[GIVEN INSTRUCTION] Write out the material again exactly, please, and omit the pictures.

[Collected data entries]
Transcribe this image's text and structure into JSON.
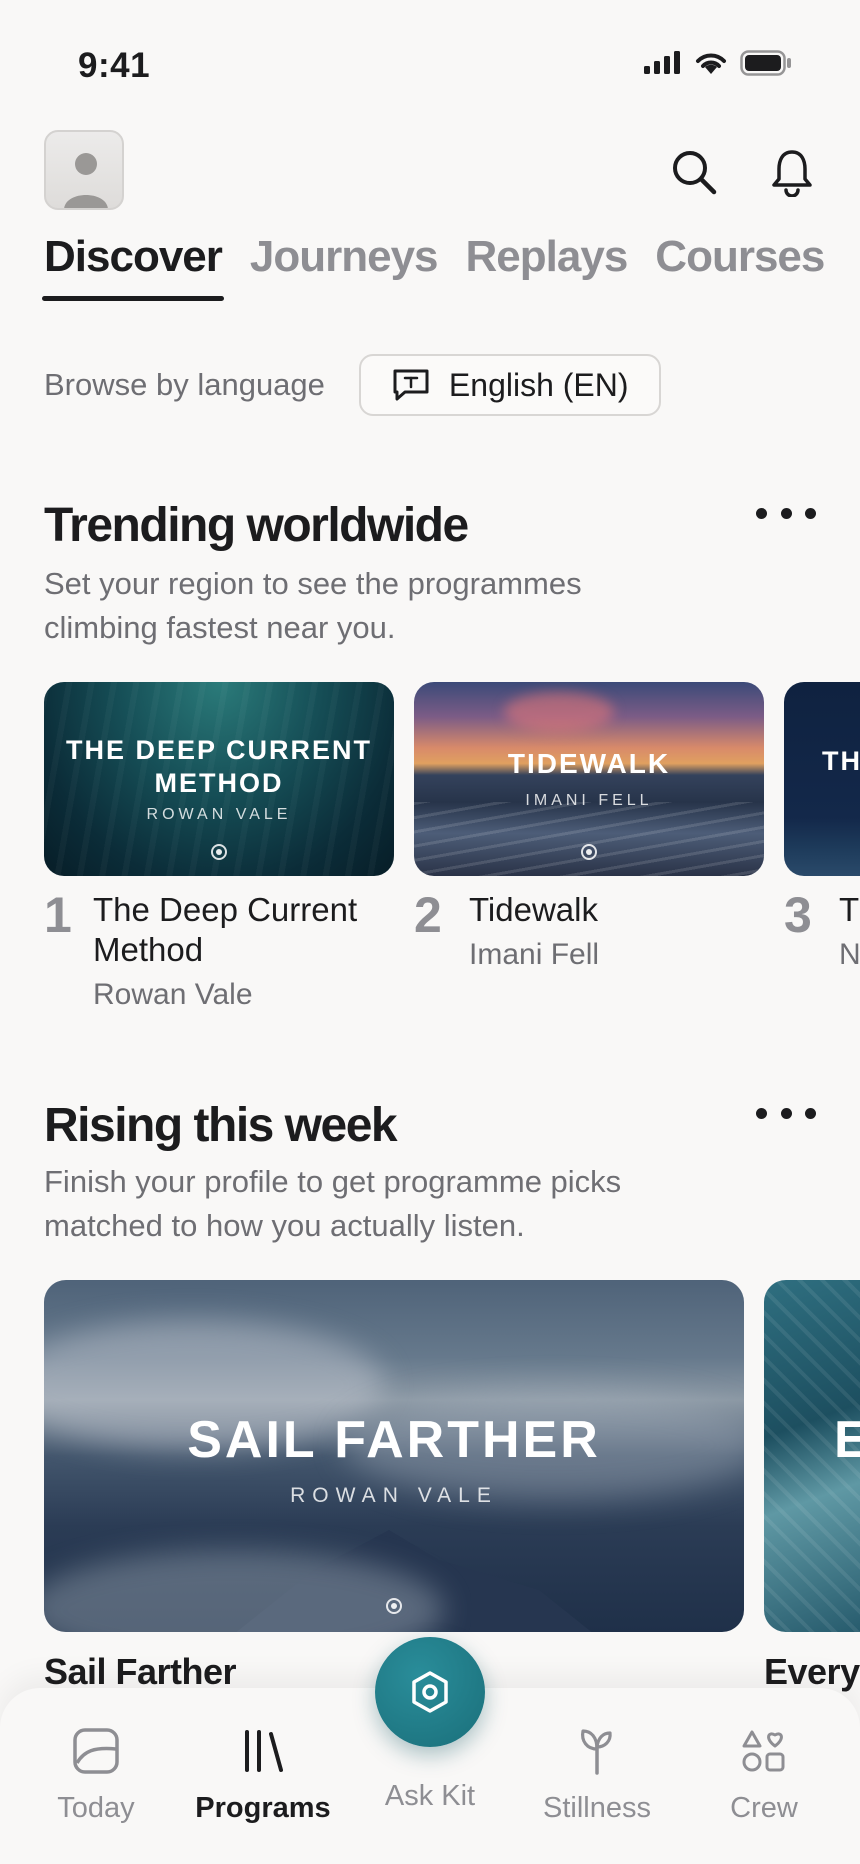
{
  "status_bar": {
    "time": "9:41"
  },
  "tabs": [
    {
      "label": "Discover",
      "active": true
    },
    {
      "label": "Journeys",
      "active": false
    },
    {
      "label": "Replays",
      "active": false
    },
    {
      "label": "Courses",
      "active": false
    }
  ],
  "language": {
    "label": "Browse by language",
    "selected": "English (EN)"
  },
  "trending": {
    "title": "Trending worldwide",
    "subtitle": "Set your region to see the programmes climbing fastest near you.",
    "items": [
      {
        "rank": "1",
        "title": "The Deep Current Method",
        "author": "Rowan Vale",
        "cover_title": "THE DEEP CURRENT METHOD",
        "cover_author": "ROWAN VALE"
      },
      {
        "rank": "2",
        "title": "Tidewalk",
        "author": "Imani Fell",
        "cover_title": "TIDEWALK",
        "cover_author": "IMANI FELL"
      },
      {
        "rank": "3",
        "title": "T",
        "author": "N",
        "cover_title": "TH"
      }
    ]
  },
  "rising": {
    "title": "Rising this week",
    "subtitle": "Finish your profile to get programme picks matched to how you actually listen.",
    "items": [
      {
        "title": "Sail Farther",
        "cover_title": "SAIL FARTHER",
        "cover_author": "ROWAN VALE"
      },
      {
        "title": "Every",
        "cover_title": "E"
      }
    ]
  },
  "bottom_nav": {
    "items": [
      {
        "label": "Today",
        "icon": "photo-icon",
        "active": false
      },
      {
        "label": "Programs",
        "icon": "library-icon",
        "active": true
      },
      {
        "label": "Ask Kit",
        "icon": "hexagon-icon",
        "active": false
      },
      {
        "label": "Stillness",
        "icon": "sprout-icon",
        "active": false
      },
      {
        "label": "Crew",
        "icon": "shapes-icon",
        "active": false
      }
    ]
  },
  "colors": {
    "accent": "#1f7d89",
    "text": "#1c1c1e",
    "muted": "#8e8e93",
    "background": "#f9f8f7"
  }
}
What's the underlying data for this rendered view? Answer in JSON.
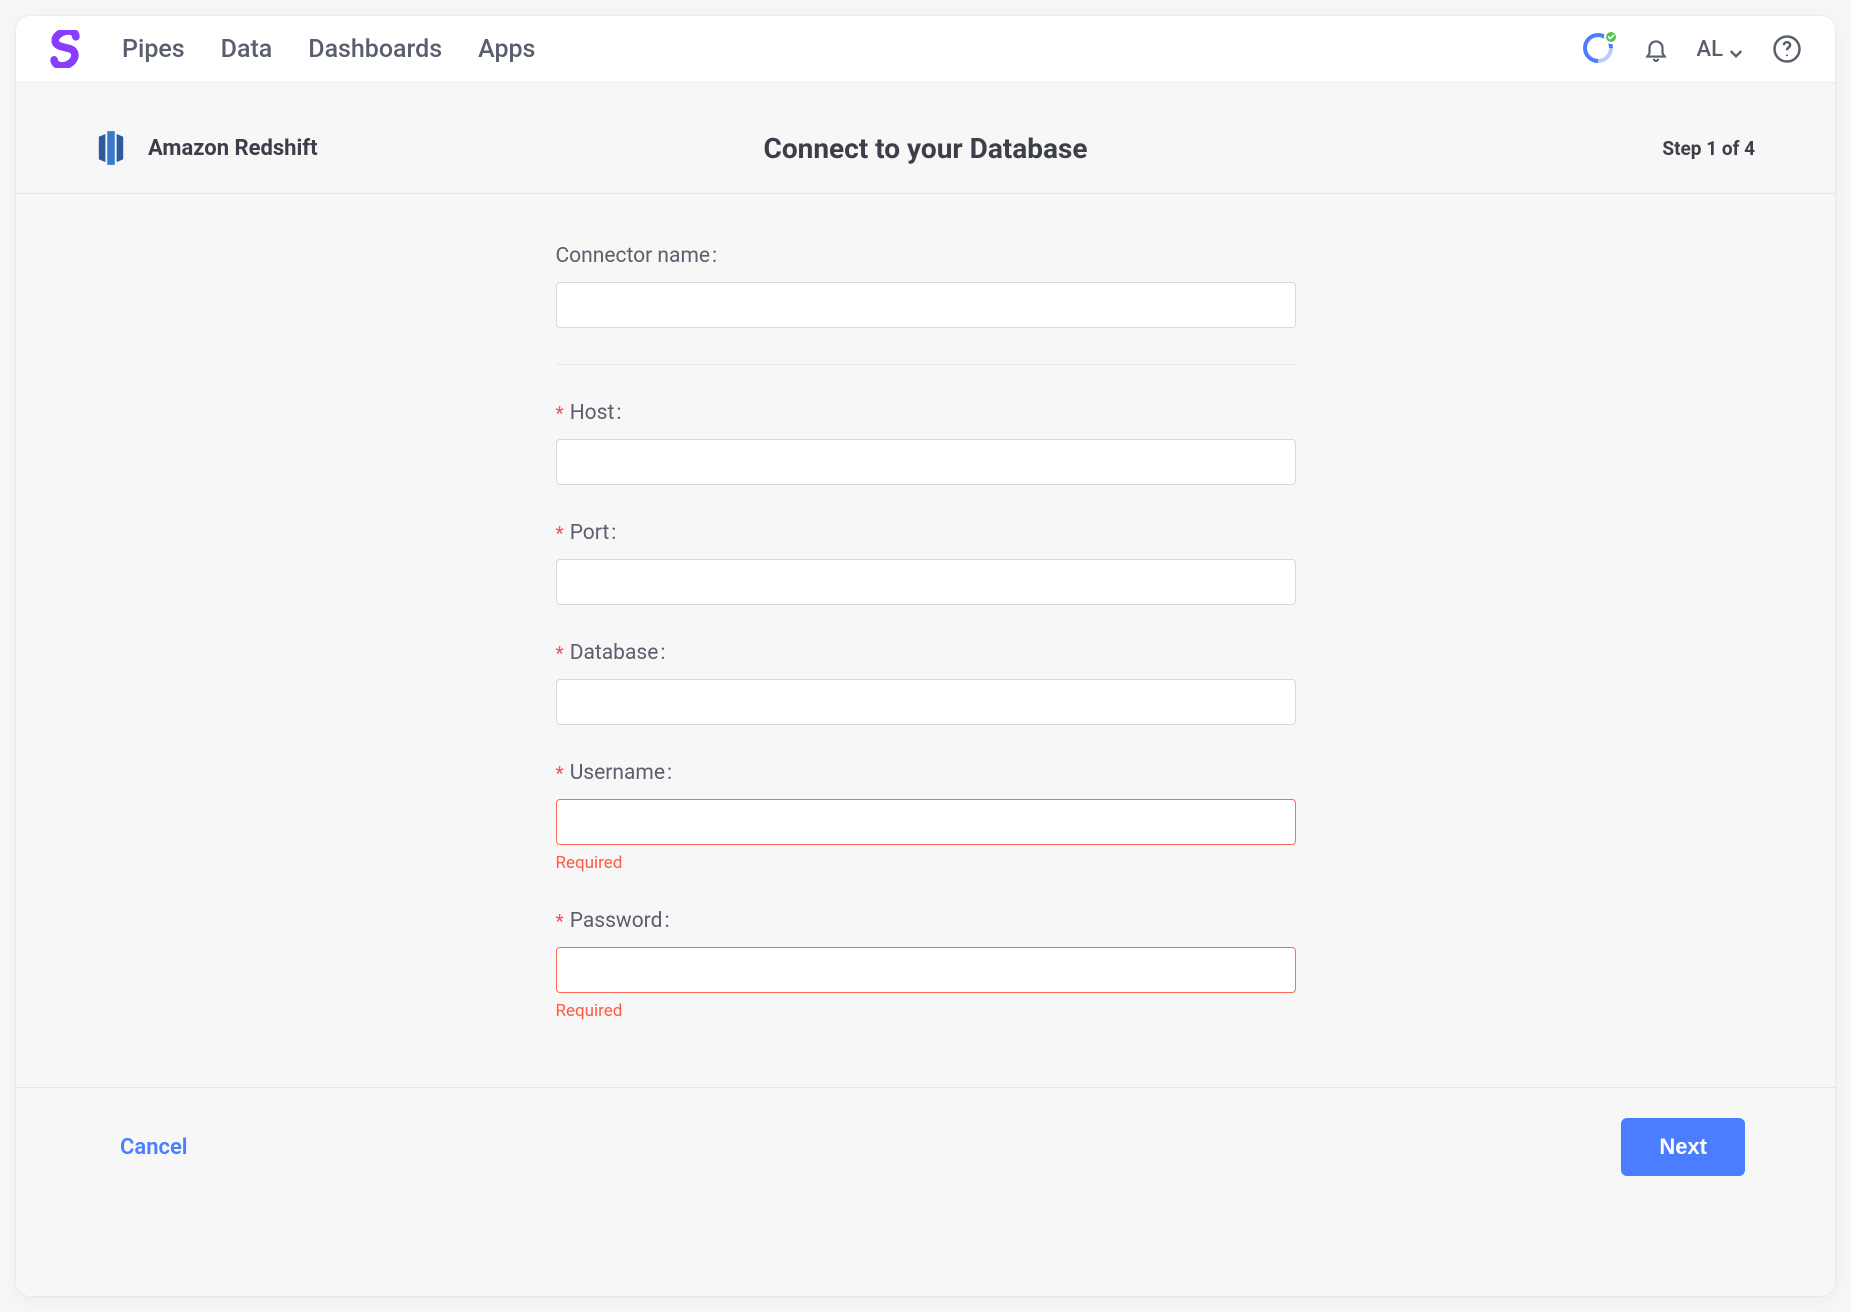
{
  "nav": {
    "items": [
      "Pipes",
      "Data",
      "Dashboards",
      "Apps"
    ]
  },
  "user": {
    "initials": "AL"
  },
  "page": {
    "source_name": "Amazon Redshift",
    "title": "Connect to your Database",
    "step_text": "Step 1 of 4"
  },
  "form": {
    "fields": {
      "connector_name": {
        "label": "Connector name",
        "required": false,
        "value": "",
        "error": ""
      },
      "host": {
        "label": "Host",
        "required": true,
        "value": "",
        "error": ""
      },
      "port": {
        "label": "Port",
        "required": true,
        "value": "",
        "error": ""
      },
      "database": {
        "label": "Database",
        "required": true,
        "value": "",
        "error": ""
      },
      "username": {
        "label": "Username",
        "required": true,
        "value": "",
        "error": "Required"
      },
      "password": {
        "label": "Password",
        "required": true,
        "value": "",
        "error": "Required"
      }
    }
  },
  "footer": {
    "cancel_label": "Cancel",
    "next_label": "Next"
  }
}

[SOLUTION TO THIS PROBLEM]
Transcribe this image's text and structure into JSON.
{
  "status_bar": {
    "time": "9:41"
  },
  "tabs": [
    {
      "label": "Discover",
      "active": true
    },
    {
      "label": "Journeys",
      "active": false
    },
    {
      "label": "Replays",
      "active": false
    },
    {
      "label": "Courses",
      "active": false
    }
  ],
  "language": {
    "label": "Browse by language",
    "selected": "English (EN)"
  },
  "trending": {
    "title": "Trending worldwide",
    "subtitle": "Set your region to see the programmes climbing fastest near you.",
    "items": [
      {
        "rank": "1",
        "title": "The Deep Current Method",
        "author": "Rowan Vale",
        "cover_title": "THE DEEP CURRENT METHOD",
        "cover_author": "ROWAN VALE"
      },
      {
        "rank": "2",
        "title": "Tidewalk",
        "author": "Imani Fell",
        "cover_title": "TIDEWALK",
        "cover_author": "IMANI FELL"
      },
      {
        "rank": "3",
        "title": "T",
        "author": "N",
        "cover_title": "TH"
      }
    ]
  },
  "rising": {
    "title": "Rising this week",
    "subtitle": "Finish your profile to get programme picks matched to how you actually listen.",
    "items": [
      {
        "title": "Sail Farther",
        "cover_title": "SAIL FARTHER",
        "cover_author": "ROWAN VALE"
      },
      {
        "title": "Every",
        "cover_title": "E"
      }
    ]
  },
  "bottom_nav": {
    "items": [
      {
        "label": "Today",
        "icon": "photo-icon",
        "active": false
      },
      {
        "label": "Programs",
        "icon": "library-icon",
        "active": true
      },
      {
        "label": "Ask Kit",
        "icon": "hexagon-icon",
        "active": false
      },
      {
        "label": "Stillness",
        "icon": "sprout-icon",
        "active": false
      },
      {
        "label": "Crew",
        "icon": "shapes-icon",
        "active": false
      }
    ]
  },
  "colors": {
    "accent": "#1f7d89",
    "text": "#1c1c1e",
    "muted": "#8e8e93",
    "background": "#f9f8f7"
  }
}
What's the underlying data for this rendered view? Answer in JSON.
{
  "nav": {
    "items": [
      "Pipes",
      "Data",
      "Dashboards",
      "Apps"
    ]
  },
  "user": {
    "initials": "AL"
  },
  "page": {
    "source_name": "Amazon Redshift",
    "title": "Connect to your Database",
    "step_text": "Step 1 of 4"
  },
  "form": {
    "fields": {
      "connector_name": {
        "label": "Connector name",
        "required": false,
        "value": "",
        "error": ""
      },
      "host": {
        "label": "Host",
        "required": true,
        "value": "",
        "error": ""
      },
      "port": {
        "label": "Port",
        "required": true,
        "value": "",
        "error": ""
      },
      "database": {
        "label": "Database",
        "required": true,
        "value": "",
        "error": ""
      },
      "username": {
        "label": "Username",
        "required": true,
        "value": "",
        "error": "Required"
      },
      "password": {
        "label": "Password",
        "required": true,
        "value": "",
        "error": "Required"
      }
    }
  },
  "footer": {
    "cancel_label": "Cancel",
    "next_label": "Next"
  }
}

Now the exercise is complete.